SHORT PROBLEM:
Pick out the lines in the listing below that contain the word "label" and copy them.

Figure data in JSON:
• • • • • • •
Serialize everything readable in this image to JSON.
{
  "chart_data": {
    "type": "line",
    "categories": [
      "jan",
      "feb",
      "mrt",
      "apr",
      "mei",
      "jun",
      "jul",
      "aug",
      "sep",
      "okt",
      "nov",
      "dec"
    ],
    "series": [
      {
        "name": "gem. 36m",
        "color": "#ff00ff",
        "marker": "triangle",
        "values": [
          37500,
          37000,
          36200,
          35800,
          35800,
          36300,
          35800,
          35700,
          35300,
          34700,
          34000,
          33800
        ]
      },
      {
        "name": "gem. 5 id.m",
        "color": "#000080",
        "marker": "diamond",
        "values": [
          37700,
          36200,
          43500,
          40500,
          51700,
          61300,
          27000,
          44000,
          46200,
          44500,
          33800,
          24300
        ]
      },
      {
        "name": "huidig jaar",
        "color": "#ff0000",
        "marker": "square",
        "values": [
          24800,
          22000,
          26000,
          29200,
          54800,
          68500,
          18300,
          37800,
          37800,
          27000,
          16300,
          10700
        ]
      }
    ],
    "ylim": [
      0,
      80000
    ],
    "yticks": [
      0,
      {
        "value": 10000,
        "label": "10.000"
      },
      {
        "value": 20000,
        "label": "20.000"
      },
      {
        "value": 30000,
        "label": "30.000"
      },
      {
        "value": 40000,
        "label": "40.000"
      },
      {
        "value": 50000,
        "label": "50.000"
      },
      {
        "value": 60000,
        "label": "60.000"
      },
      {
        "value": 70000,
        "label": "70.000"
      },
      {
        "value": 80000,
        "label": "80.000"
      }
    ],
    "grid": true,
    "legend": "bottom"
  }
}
• • • • • • •
WRITTEN ANSWER:
        "label": "10.000"
        "label": "20.000"
        "label": "30.000"
        "label": "40.000"
        "label": "50.000"
        "label": "60.000"
        "label": "70.000"
        "label": "80.000"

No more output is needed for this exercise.